* BEGIN WORKING DATA *

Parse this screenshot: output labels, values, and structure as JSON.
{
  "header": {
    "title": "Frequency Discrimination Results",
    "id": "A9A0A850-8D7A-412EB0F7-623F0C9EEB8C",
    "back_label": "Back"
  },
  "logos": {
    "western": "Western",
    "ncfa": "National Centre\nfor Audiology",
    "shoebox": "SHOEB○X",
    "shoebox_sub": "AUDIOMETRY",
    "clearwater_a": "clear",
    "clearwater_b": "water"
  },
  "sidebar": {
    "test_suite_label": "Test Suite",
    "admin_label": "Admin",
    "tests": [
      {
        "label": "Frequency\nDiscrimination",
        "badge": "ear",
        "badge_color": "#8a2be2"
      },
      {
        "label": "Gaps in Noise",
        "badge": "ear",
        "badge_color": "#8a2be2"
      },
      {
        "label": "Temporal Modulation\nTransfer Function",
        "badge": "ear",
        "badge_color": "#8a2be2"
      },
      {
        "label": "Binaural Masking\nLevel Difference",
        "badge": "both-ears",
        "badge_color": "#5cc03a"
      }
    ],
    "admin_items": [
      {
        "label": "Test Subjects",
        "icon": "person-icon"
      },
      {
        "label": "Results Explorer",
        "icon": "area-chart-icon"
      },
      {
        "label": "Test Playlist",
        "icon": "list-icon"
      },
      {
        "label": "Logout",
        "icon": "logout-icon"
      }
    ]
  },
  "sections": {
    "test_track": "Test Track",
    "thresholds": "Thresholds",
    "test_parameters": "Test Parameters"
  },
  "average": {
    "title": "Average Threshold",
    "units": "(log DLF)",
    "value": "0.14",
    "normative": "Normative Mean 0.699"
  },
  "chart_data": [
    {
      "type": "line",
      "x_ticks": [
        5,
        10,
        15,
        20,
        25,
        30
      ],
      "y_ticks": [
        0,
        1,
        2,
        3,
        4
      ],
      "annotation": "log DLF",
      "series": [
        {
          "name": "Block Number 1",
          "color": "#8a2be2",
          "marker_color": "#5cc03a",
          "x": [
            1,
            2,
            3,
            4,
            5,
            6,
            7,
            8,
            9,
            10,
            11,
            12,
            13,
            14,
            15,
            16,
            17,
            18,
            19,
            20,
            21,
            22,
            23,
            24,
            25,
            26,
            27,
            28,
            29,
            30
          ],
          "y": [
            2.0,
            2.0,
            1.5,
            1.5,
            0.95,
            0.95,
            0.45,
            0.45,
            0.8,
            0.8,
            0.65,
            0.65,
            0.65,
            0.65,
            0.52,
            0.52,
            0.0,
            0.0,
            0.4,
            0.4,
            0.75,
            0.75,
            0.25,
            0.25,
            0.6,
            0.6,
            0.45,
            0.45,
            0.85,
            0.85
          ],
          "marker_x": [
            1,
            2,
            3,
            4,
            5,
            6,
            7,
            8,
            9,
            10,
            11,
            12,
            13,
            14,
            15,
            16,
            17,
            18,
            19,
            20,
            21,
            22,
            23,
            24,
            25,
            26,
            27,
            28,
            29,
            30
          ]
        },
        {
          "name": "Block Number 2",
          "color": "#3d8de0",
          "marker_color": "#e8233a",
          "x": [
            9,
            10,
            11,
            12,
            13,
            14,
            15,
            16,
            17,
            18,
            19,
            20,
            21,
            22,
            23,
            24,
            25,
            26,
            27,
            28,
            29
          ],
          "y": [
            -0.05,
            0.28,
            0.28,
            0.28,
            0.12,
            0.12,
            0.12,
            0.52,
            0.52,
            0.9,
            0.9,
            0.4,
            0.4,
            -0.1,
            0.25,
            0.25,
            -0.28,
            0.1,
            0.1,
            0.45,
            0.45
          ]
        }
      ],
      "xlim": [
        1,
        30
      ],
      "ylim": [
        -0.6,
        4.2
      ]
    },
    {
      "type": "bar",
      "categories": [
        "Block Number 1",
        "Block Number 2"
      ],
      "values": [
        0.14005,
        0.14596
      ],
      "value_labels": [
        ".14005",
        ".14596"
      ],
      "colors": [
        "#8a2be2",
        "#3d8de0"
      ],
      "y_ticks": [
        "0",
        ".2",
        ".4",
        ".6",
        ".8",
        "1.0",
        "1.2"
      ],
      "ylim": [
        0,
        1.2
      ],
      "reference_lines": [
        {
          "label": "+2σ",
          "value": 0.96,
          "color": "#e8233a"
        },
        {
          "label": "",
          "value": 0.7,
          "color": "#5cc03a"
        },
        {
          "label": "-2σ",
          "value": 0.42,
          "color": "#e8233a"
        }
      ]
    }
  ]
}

* END WORKING DATA *

> **PROMPT**
Reproduce each entry above exactly, keeping every word.

> **RESPONSE**
Parse this screenshot: output labels, values, and structure as JSON.
{
  "header": {
    "title": "Frequency Discrimination Results",
    "id": "A9A0A850-8D7A-412EB0F7-623F0C9EEB8C",
    "back_label": "Back"
  },
  "logos": {
    "western": "Western",
    "ncfa": "National Centre\nfor Audiology",
    "shoebox": "SHOEB○X",
    "shoebox_sub": "AUDIOMETRY",
    "clearwater_a": "clear",
    "clearwater_b": "water"
  },
  "sidebar": {
    "test_suite_label": "Test Suite",
    "admin_label": "Admin",
    "tests": [
      {
        "label": "Frequency\nDiscrimination",
        "badge": "ear",
        "badge_color": "#8a2be2"
      },
      {
        "label": "Gaps in Noise",
        "badge": "ear",
        "badge_color": "#8a2be2"
      },
      {
        "label": "Temporal Modulation\nTransfer Function",
        "badge": "ear",
        "badge_color": "#8a2be2"
      },
      {
        "label": "Binaural Masking\nLevel Difference",
        "badge": "both-ears",
        "badge_color": "#5cc03a"
      }
    ],
    "admin_items": [
      {
        "label": "Test Subjects",
        "icon": "person-icon"
      },
      {
        "label": "Results Explorer",
        "icon": "area-chart-icon"
      },
      {
        "label": "Test Playlist",
        "icon": "list-icon"
      },
      {
        "label": "Logout",
        "icon": "logout-icon"
      }
    ]
  },
  "sections": {
    "test_track": "Test Track",
    "thresholds": "Thresholds",
    "test_parameters": "Test Parameters"
  },
  "average": {
    "title": "Average Threshold",
    "units": "(log DLF)",
    "value": "0.14",
    "normative": "Normative Mean 0.699"
  },
  "chart_data": [
    {
      "type": "line",
      "x_ticks": [
        5,
        10,
        15,
        20,
        25,
        30
      ],
      "y_ticks": [
        0,
        1,
        2,
        3,
        4
      ],
      "annotation": "log DLF",
      "series": [
        {
          "name": "Block Number 1",
          "color": "#8a2be2",
          "marker_color": "#5cc03a",
          "x": [
            1,
            2,
            3,
            4,
            5,
            6,
            7,
            8,
            9,
            10,
            11,
            12,
            13,
            14,
            15,
            16,
            17,
            18,
            19,
            20,
            21,
            22,
            23,
            24,
            25,
            26,
            27,
            28,
            29,
            30
          ],
          "y": [
            2.0,
            2.0,
            1.5,
            1.5,
            0.95,
            0.95,
            0.45,
            0.45,
            0.8,
            0.8,
            0.65,
            0.65,
            0.65,
            0.65,
            0.52,
            0.52,
            0.0,
            0.0,
            0.4,
            0.4,
            0.75,
            0.75,
            0.25,
            0.25,
            0.6,
            0.6,
            0.45,
            0.45,
            0.85,
            0.85
          ],
          "marker_x": [
            1,
            2,
            3,
            4,
            5,
            6,
            7,
            8,
            9,
            10,
            11,
            12,
            13,
            14,
            15,
            16,
            17,
            18,
            19,
            20,
            21,
            22,
            23,
            24,
            25,
            26,
            27,
            28,
            29,
            30
          ]
        },
        {
          "name": "Block Number 2",
          "color": "#3d8de0",
          "marker_color": "#e8233a",
          "x": [
            9,
            10,
            11,
            12,
            13,
            14,
            15,
            16,
            17,
            18,
            19,
            20,
            21,
            22,
            23,
            24,
            25,
            26,
            27,
            28,
            29
          ],
          "y": [
            -0.05,
            0.28,
            0.28,
            0.28,
            0.12,
            0.12,
            0.12,
            0.52,
            0.52,
            0.9,
            0.9,
            0.4,
            0.4,
            -0.1,
            0.25,
            0.25,
            -0.28,
            0.1,
            0.1,
            0.45,
            0.45
          ]
        }
      ],
      "xlim": [
        1,
        30
      ],
      "ylim": [
        -0.6,
        4.2
      ]
    },
    {
      "type": "bar",
      "categories": [
        "Block Number 1",
        "Block Number 2"
      ],
      "values": [
        0.14005,
        0.14596
      ],
      "value_labels": [
        ".14005",
        ".14596"
      ],
      "colors": [
        "#8a2be2",
        "#3d8de0"
      ],
      "y_ticks": [
        "0",
        ".2",
        ".4",
        ".6",
        ".8",
        "1.0",
        "1.2"
      ],
      "ylim": [
        0,
        1.2
      ],
      "reference_lines": [
        {
          "label": "+2σ",
          "value": 0.96,
          "color": "#e8233a"
        },
        {
          "label": "",
          "value": 0.7,
          "color": "#5cc03a"
        },
        {
          "label": "-2σ",
          "value": 0.42,
          "color": "#e8233a"
        }
      ]
    }
  ]
}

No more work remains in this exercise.